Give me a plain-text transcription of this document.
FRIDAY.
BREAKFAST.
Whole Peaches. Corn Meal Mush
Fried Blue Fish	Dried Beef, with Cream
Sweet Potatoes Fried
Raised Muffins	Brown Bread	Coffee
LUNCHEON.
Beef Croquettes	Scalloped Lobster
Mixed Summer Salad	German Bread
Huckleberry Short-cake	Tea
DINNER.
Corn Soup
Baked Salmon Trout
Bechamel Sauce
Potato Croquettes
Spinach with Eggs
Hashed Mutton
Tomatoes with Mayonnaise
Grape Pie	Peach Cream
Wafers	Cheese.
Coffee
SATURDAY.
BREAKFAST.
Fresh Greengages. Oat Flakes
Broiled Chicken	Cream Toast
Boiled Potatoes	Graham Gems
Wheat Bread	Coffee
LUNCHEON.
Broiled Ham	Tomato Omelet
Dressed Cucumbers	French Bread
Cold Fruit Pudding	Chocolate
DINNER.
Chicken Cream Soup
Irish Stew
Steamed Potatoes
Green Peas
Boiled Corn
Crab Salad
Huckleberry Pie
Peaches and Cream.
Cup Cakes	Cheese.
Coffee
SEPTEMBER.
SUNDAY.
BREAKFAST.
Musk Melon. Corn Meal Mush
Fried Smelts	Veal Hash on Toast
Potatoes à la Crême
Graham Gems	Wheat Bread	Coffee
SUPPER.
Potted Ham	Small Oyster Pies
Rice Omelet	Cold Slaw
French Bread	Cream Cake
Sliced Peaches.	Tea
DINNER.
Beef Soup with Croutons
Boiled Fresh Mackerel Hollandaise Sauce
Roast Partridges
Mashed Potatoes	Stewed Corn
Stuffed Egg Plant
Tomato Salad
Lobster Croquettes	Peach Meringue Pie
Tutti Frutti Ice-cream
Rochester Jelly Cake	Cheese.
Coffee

-------------------------

▶ **Aim of the task**: Provide an exact reproduction of all the entries shown above.

▶ **Exercise response**:
Give me a plain-text transcription of this document.
FRIDAY.
BREAKFAST.
Whole Peaches. Corn Meal Mush
Fried Blue Fish	Dried Beef, with Cream
Sweet Potatoes Fried
Raised Muffins	Brown Bread	Coffee
LUNCHEON.
Beef Croquettes	Scalloped Lobster
Mixed Summer Salad	German Bread
Huckleberry Short-cake	Tea
DINNER.
Corn Soup
Baked Salmon Trout
Bechamel Sauce
Potato Croquettes
Spinach with Eggs
Hashed Mutton
Tomatoes with Mayonnaise
Grape Pie	Peach Cream
Wafers	Cheese.
Coffee
SATURDAY.
BREAKFAST.
Fresh Greengages. Oat Flakes
Broiled Chicken	Cream Toast
Boiled Potatoes	Graham Gems
Wheat Bread	Coffee
LUNCHEON.
Broiled Ham	Tomato Omelet
Dressed Cucumbers	French Bread
Cold Fruit Pudding	Chocolate
DINNER.
Chicken Cream Soup
Irish Stew
Steamed Potatoes
Green Peas
Boiled Corn
Crab Salad
Huckleberry Pie
Peaches and Cream.
Cup Cakes	Cheese.
Coffee
SEPTEMBER.
SUNDAY.
BREAKFAST.
Musk Melon. Corn Meal Mush
Fried Smelts	Veal Hash on Toast
Potatoes à la Crême
Graham Gems	Wheat Bread	Coffee
SUPPER.
Potted Ham	Small Oyster Pies
Rice Omelet	Cold Slaw
French Bread	Cream Cake
Sliced Peaches.	Tea
DINNER.
Beef Soup with Croutons
Boiled Fresh Mackerel Hollandaise Sauce
Roast Partridges
Mashed Potatoes	Stewed Corn
Stuffed Egg Plant
Tomato Salad
Lobster Croquettes	Peach Meringue Pie
Tutti Frutti Ice-cream
Rochester Jelly Cake	Cheese.
Coffee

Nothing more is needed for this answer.